▸ **What this task involves**
Copy the records below word for word, from their first line up to and including the line with "x-axis-label: Predict class bbox=[1560, 994, 1639, 1012]".

[Collection entries]
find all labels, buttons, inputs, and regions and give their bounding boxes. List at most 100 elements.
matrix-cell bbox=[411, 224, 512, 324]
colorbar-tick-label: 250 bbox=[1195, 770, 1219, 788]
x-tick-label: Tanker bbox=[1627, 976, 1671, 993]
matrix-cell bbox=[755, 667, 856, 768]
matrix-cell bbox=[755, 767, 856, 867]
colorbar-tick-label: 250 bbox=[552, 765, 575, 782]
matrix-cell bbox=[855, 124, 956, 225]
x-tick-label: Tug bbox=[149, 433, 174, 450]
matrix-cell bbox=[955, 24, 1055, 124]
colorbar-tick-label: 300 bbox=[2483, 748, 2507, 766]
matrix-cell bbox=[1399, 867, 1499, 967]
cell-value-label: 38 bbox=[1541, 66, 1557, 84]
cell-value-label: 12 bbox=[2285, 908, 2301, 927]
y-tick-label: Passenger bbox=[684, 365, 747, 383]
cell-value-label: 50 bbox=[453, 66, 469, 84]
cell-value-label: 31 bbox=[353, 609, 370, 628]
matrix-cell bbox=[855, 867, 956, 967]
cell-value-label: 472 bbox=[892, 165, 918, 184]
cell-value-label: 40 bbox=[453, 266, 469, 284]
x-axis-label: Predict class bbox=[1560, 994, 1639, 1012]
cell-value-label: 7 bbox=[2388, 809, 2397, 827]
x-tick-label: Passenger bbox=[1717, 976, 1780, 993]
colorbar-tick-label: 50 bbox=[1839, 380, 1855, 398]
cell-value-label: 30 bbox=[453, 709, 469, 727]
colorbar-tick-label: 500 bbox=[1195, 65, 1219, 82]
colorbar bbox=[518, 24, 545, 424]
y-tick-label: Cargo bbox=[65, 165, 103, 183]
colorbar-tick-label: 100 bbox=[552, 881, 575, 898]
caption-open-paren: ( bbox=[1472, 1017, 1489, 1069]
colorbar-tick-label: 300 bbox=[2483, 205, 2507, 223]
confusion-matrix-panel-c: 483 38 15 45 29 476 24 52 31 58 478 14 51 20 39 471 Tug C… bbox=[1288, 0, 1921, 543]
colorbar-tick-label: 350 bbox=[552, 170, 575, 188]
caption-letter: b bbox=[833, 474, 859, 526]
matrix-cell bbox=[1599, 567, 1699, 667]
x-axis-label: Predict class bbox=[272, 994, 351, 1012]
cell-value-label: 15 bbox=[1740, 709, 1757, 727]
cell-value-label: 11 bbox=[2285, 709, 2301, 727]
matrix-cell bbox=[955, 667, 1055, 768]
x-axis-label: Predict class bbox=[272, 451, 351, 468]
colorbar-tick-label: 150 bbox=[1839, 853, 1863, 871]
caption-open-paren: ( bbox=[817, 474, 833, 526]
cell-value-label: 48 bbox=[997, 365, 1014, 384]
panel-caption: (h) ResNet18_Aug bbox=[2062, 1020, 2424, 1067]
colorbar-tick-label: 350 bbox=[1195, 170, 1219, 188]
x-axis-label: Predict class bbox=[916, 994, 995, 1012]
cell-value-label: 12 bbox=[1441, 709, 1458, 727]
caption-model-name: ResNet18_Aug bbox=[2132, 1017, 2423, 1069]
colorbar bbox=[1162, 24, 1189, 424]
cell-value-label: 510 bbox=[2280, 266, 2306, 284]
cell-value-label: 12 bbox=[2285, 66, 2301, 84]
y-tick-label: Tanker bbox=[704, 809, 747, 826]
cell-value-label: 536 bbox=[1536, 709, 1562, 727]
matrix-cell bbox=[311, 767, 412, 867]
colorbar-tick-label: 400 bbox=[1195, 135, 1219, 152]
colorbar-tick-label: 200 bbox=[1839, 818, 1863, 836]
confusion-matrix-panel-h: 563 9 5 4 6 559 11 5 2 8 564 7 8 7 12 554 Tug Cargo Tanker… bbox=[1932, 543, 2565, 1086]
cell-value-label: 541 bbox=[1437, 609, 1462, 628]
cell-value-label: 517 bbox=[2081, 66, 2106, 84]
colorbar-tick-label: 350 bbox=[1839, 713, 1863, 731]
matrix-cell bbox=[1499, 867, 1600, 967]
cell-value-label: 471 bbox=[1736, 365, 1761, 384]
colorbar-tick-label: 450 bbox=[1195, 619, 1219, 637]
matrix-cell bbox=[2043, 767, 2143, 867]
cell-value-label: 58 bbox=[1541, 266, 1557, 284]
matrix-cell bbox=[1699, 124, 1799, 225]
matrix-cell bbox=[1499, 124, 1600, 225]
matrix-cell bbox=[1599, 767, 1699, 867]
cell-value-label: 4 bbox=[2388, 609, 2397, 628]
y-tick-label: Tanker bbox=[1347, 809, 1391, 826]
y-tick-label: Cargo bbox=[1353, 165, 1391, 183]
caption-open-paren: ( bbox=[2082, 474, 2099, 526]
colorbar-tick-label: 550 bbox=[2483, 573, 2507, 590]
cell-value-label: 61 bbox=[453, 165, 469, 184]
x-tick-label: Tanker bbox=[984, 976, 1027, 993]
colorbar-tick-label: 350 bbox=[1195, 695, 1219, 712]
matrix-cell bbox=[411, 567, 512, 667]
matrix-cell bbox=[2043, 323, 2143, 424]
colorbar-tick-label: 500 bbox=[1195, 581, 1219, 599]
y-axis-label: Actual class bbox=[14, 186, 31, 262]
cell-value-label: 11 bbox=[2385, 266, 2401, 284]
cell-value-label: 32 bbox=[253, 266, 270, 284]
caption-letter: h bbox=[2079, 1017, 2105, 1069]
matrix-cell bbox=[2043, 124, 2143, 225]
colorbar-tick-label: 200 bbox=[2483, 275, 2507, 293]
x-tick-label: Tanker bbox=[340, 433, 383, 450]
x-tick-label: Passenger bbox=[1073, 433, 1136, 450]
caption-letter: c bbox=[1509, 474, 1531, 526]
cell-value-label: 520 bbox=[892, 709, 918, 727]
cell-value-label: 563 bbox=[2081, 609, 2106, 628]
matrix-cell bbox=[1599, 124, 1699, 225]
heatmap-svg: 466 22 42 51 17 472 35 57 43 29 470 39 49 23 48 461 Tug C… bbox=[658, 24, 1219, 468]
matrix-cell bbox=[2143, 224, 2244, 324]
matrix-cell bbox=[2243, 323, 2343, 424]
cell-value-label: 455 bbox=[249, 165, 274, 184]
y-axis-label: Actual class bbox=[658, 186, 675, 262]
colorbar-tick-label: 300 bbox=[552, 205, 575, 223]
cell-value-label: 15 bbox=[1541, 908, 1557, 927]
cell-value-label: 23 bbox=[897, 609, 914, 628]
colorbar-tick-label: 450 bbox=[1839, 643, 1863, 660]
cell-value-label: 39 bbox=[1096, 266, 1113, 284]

▸ **Solution to the exercise**
find all labels, buttons, inputs, and regions and give their bounding boxes. List at most 100 elements.
matrix-cell bbox=[411, 224, 512, 324]
colorbar-tick-label: 250 bbox=[1195, 770, 1219, 788]
x-tick-label: Tanker bbox=[1627, 976, 1671, 993]
matrix-cell bbox=[755, 667, 856, 768]
matrix-cell bbox=[755, 767, 856, 867]
colorbar-tick-label: 250 bbox=[552, 765, 575, 782]
matrix-cell bbox=[855, 124, 956, 225]
x-tick-label: Tug bbox=[149, 433, 174, 450]
matrix-cell bbox=[955, 24, 1055, 124]
colorbar-tick-label: 300 bbox=[2483, 748, 2507, 766]
matrix-cell bbox=[1399, 867, 1499, 967]
cell-value-label: 38 bbox=[1541, 66, 1557, 84]
cell-value-label: 12 bbox=[2285, 908, 2301, 927]
y-tick-label: Passenger bbox=[684, 365, 747, 383]
cell-value-label: 50 bbox=[453, 66, 469, 84]
cell-value-label: 31 bbox=[353, 609, 370, 628]
matrix-cell bbox=[855, 867, 956, 967]
cell-value-label: 472 bbox=[892, 165, 918, 184]
cell-value-label: 40 bbox=[453, 266, 469, 284]
x-axis-label: Predict class bbox=[1560, 994, 1639, 1012]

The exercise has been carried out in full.